_Written task:_
Write out the data below in full. Keep it exact.

_Data provided:_
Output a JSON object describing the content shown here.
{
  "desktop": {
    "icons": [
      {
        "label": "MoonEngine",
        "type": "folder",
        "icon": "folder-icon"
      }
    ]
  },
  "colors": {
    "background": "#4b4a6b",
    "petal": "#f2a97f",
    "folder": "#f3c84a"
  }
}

_Task output:_
Output a JSON object describing the content shown here.
{
  "desktop": {
    "icons": [
      {
        "label": "MoonEngine",
        "type": "folder",
        "icon": "folder-icon"
      }
    ]
  },
  "colors": {
    "background": "#4b4a6b",
    "petal": "#f2a97f",
    "folder": "#f3c84a"
  }
}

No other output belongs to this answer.